### Saved data entries
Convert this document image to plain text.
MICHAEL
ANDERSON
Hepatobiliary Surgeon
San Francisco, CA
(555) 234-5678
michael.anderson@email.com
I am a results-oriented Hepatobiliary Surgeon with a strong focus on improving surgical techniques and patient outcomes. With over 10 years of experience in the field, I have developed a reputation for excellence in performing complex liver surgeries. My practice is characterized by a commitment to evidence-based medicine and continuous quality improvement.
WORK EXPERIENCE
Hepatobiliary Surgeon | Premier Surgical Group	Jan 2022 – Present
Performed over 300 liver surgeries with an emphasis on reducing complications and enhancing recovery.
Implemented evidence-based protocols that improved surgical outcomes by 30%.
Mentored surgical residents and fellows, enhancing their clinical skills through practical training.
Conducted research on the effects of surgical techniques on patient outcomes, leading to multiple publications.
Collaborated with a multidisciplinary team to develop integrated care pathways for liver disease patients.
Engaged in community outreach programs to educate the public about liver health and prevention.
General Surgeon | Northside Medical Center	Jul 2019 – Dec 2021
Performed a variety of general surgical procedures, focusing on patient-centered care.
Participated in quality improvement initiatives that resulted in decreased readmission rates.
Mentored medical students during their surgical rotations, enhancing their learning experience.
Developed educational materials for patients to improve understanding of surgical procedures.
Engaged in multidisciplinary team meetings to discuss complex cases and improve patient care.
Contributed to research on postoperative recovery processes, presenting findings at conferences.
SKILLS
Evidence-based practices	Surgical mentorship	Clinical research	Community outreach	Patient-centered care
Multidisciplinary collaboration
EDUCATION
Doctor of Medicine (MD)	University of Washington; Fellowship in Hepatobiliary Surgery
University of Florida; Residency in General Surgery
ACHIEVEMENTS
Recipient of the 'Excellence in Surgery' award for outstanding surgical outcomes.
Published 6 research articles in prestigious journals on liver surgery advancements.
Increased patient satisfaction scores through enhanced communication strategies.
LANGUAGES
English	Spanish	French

### Work instruction
Write out each record exactly, without addition or omission.

### Exercise response
Convert this document image to plain text.
MICHAEL
ANDERSON
Hepatobiliary Surgeon
San Francisco, CA
(555) 234-5678
michael.anderson@email.com
I am a results-oriented Hepatobiliary Surgeon with a strong focus on improving surgical techniques and patient outcomes. With over 10 years of experience in the field, I have developed a reputation for excellence in performing complex liver surgeries. My practice is characterized by a commitment to evidence-based medicine and continuous quality improvement.
WORK EXPERIENCE
Hepatobiliary Surgeon | Premier Surgical Group	Jan 2022 – Present
Performed over 300 liver surgeries with an emphasis on reducing complications and enhancing recovery.
Implemented evidence-based protocols that improved surgical outcomes by 30%.
Mentored surgical residents and fellows, enhancing their clinical skills through practical training.
Conducted research on the effects of surgical techniques on patient outcomes, leading to multiple publications.
Collaborated with a multidisciplinary team to develop integrated care pathways for liver disease patients.
Engaged in community outreach programs to educate the public about liver health and prevention.
General Surgeon | Northside Medical Center	Jul 2019 – Dec 2021
Performed a variety of general surgical procedures, focusing on patient-centered care.
Participated in quality improvement initiatives that resulted in decreased readmission rates.
Mentored medical students during their surgical rotations, enhancing their learning experience.
Developed educational materials for patients to improve understanding of surgical procedures.
Engaged in multidisciplinary team meetings to discuss complex cases and improve patient care.
Contributed to research on postoperative recovery processes, presenting findings at conferences.
SKILLS
Evidence-based practices	Surgical mentorship	Clinical research	Community outreach	Patient-centered care
Multidisciplinary collaboration
EDUCATION
Doctor of Medicine (MD)	University of Washington; Fellowship in Hepatobiliary Surgery
University of Florida; Residency in General Surgery
ACHIEVEMENTS
Recipient of the 'Excellence in Surgery' award for outstanding surgical outcomes.
Published 6 research articles in prestigious journals on liver surgery advancements.
Increased patient satisfaction scores through enhanced communication strategies.
LANGUAGES
English	Spanish	French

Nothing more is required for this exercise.